> [Given records]
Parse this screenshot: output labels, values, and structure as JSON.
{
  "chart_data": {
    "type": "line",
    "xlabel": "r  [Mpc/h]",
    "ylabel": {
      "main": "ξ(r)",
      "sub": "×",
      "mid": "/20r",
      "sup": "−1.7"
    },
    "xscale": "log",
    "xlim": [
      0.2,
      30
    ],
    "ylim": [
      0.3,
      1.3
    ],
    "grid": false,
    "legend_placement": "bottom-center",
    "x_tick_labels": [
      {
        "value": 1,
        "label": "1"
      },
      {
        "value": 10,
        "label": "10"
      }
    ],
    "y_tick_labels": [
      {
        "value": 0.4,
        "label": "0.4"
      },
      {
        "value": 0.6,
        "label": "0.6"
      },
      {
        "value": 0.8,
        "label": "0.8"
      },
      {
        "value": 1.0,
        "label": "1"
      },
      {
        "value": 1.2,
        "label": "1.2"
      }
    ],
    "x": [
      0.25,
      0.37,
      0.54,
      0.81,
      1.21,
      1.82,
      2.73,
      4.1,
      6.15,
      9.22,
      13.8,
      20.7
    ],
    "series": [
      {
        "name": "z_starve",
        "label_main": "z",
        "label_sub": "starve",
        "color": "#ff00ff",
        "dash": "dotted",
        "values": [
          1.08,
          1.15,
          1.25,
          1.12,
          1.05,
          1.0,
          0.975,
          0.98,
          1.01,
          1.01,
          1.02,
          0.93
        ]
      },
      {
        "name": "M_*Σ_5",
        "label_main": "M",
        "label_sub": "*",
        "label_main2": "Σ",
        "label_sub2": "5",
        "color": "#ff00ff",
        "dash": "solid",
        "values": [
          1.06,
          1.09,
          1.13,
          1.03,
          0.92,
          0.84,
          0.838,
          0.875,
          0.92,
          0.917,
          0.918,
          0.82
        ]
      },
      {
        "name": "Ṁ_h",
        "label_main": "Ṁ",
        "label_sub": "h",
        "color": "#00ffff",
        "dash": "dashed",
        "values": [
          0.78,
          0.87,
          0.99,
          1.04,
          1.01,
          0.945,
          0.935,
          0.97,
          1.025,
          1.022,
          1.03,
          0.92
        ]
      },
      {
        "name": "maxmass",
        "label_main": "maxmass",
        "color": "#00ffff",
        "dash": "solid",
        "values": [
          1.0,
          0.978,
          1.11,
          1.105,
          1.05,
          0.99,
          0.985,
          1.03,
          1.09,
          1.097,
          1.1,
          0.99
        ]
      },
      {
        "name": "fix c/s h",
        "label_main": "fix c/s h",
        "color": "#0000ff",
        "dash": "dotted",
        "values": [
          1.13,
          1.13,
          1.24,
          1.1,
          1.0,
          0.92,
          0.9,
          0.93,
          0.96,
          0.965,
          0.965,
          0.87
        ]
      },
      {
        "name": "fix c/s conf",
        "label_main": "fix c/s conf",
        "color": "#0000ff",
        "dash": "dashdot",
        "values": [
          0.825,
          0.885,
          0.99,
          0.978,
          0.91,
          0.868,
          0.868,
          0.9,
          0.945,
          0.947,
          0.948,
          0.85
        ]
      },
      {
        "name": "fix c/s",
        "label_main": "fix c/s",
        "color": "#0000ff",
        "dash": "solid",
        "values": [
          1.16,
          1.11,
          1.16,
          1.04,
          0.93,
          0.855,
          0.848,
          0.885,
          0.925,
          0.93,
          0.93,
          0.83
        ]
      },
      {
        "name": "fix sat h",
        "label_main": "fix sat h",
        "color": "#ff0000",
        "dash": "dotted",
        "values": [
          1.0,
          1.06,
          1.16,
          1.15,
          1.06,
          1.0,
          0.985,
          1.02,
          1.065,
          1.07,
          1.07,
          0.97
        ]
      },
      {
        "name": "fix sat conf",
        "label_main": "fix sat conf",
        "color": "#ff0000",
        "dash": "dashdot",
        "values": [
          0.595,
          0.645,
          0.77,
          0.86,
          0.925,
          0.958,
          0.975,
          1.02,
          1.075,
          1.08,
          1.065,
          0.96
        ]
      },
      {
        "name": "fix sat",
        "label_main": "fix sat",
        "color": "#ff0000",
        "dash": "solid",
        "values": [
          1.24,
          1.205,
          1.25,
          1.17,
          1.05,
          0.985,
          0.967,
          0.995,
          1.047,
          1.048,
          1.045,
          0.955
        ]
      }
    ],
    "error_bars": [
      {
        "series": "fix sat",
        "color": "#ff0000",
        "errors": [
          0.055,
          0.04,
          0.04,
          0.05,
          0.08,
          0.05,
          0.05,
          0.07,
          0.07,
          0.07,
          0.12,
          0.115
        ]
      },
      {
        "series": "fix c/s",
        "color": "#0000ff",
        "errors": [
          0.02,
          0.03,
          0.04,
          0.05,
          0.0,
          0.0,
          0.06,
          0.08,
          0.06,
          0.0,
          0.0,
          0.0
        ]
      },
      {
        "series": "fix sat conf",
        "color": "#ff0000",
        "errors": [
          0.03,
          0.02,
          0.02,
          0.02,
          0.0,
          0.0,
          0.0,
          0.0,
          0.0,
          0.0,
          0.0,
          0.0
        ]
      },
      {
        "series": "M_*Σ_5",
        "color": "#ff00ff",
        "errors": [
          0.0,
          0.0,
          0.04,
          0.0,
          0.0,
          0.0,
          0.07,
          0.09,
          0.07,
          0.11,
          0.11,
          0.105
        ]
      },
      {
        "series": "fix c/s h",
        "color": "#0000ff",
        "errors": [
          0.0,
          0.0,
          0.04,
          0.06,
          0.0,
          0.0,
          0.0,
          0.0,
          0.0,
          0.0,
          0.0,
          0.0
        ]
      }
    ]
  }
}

> [Aim]
Tally the lines in these entries that have the string "series" in them, then answer with the count and nothing else.

> [Final result]
6